*The problem*
Your task is to print every entry below exactly as given.

[Collected data]
--------------------
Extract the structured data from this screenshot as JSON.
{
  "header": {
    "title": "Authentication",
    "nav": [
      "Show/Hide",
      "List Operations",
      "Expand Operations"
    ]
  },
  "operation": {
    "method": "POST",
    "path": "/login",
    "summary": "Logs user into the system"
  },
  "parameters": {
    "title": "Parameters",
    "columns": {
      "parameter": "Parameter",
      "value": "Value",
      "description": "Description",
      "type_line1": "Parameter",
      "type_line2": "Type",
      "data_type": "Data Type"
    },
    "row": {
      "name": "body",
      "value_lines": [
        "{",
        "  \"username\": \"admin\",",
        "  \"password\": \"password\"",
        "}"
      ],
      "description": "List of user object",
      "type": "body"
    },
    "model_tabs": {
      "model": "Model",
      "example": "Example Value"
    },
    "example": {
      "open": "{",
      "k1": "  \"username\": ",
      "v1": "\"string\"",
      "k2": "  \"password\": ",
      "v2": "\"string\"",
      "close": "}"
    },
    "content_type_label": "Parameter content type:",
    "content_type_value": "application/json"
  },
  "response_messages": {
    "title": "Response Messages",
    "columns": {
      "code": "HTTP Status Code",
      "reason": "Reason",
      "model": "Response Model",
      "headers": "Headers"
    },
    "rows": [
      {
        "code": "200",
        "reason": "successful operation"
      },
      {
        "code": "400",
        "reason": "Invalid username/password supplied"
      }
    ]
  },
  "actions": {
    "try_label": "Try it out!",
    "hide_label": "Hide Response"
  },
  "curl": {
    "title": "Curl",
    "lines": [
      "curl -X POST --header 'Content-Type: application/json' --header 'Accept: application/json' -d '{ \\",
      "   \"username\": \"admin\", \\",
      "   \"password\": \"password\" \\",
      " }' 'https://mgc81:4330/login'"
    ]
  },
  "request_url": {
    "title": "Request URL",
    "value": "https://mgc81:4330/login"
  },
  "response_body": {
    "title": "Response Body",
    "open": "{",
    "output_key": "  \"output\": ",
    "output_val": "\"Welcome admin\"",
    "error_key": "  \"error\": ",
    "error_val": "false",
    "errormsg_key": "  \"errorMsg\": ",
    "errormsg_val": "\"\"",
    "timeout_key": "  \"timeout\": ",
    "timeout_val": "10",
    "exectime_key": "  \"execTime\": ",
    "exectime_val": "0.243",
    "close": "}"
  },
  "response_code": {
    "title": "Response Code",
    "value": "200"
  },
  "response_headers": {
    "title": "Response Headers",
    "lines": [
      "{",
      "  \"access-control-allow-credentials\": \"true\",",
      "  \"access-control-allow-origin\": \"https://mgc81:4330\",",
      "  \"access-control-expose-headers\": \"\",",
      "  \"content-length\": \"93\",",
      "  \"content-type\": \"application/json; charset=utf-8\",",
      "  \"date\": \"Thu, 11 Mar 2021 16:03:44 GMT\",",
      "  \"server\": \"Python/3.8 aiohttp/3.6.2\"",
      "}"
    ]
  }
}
--------------------
*Exercise answer*
Extract the structured data from this screenshot as JSON.
{
  "header": {
    "title": "Authentication",
    "nav": [
      "Show/Hide",
      "List Operations",
      "Expand Operations"
    ]
  },
  "operation": {
    "method": "POST",
    "path": "/login",
    "summary": "Logs user into the system"
  },
  "parameters": {
    "title": "Parameters",
    "columns": {
      "parameter": "Parameter",
      "value": "Value",
      "description": "Description",
      "type_line1": "Parameter",
      "type_line2": "Type",
      "data_type": "Data Type"
    },
    "row": {
      "name": "body",
      "value_lines": [
        "{",
        "  \"username\": \"admin\",",
        "  \"password\": \"password\"",
        "}"
      ],
      "description": "List of user object",
      "type": "body"
    },
    "model_tabs": {
      "model": "Model",
      "example": "Example Value"
    },
    "example": {
      "open": "{",
      "k1": "  \"username\": ",
      "v1": "\"string\"",
      "k2": "  \"password\": ",
      "v2": "\"string\"",
      "close": "}"
    },
    "content_type_label": "Parameter content type:",
    "content_type_value": "application/json"
  },
  "response_messages": {
    "title": "Response Messages",
    "columns": {
      "code": "HTTP Status Code",
      "reason": "Reason",
      "model": "Response Model",
      "headers": "Headers"
    },
    "rows": [
      {
        "code": "200",
        "reason": "successful operation"
      },
      {
        "code": "400",
        "reason": "Invalid username/password supplied"
      }
    ]
  },
  "actions": {
    "try_label": "Try it out!",
    "hide_label": "Hide Response"
  },
  "curl": {
    "title": "Curl",
    "lines": [
      "curl -X POST --header 'Content-Type: application/json' --header 'Accept: application/json' -d '{ \\",
      "   \"username\": \"admin\", \\",
      "   \"password\": \"password\" \\",
      " }' 'https://mgc81:4330/login'"
    ]
  },
  "request_url": {
    "title": "Request URL",
    "value": "https://mgc81:4330/login"
  },
  "response_body": {
    "title": "Response Body",
    "open": "{",
    "output_key": "  \"output\": ",
    "output_val": "\"Welcome admin\"",
    "error_key": "  \"error\": ",
    "error_val": "false",
    "errormsg_key": "  \"errorMsg\": ",
    "errormsg_val": "\"\"",
    "timeout_key": "  \"timeout\": ",
    "timeout_val": "10",
    "exectime_key": "  \"execTime\": ",
    "exectime_val": "0.243",
    "close": "}"
  },
  "response_code": {
    "title": "Response Code",
    "value": "200"
  },
  "response_headers": {
    "title": "Response Headers",
    "lines": [
      "{",
      "  \"access-control-allow-credentials\": \"true\",",
      "  \"access-control-allow-origin\": \"https://mgc81:4330\",",
      "  \"access-control-expose-headers\": \"\",",
      "  \"content-length\": \"93\",",
      "  \"content-type\": \"application/json; charset=utf-8\",",
      "  \"date\": \"Thu, 11 Mar 2021 16:03:44 GMT\",",
      "  \"server\": \"Python/3.8 aiohttp/3.6.2\"",
      "}"
    ]
  }
}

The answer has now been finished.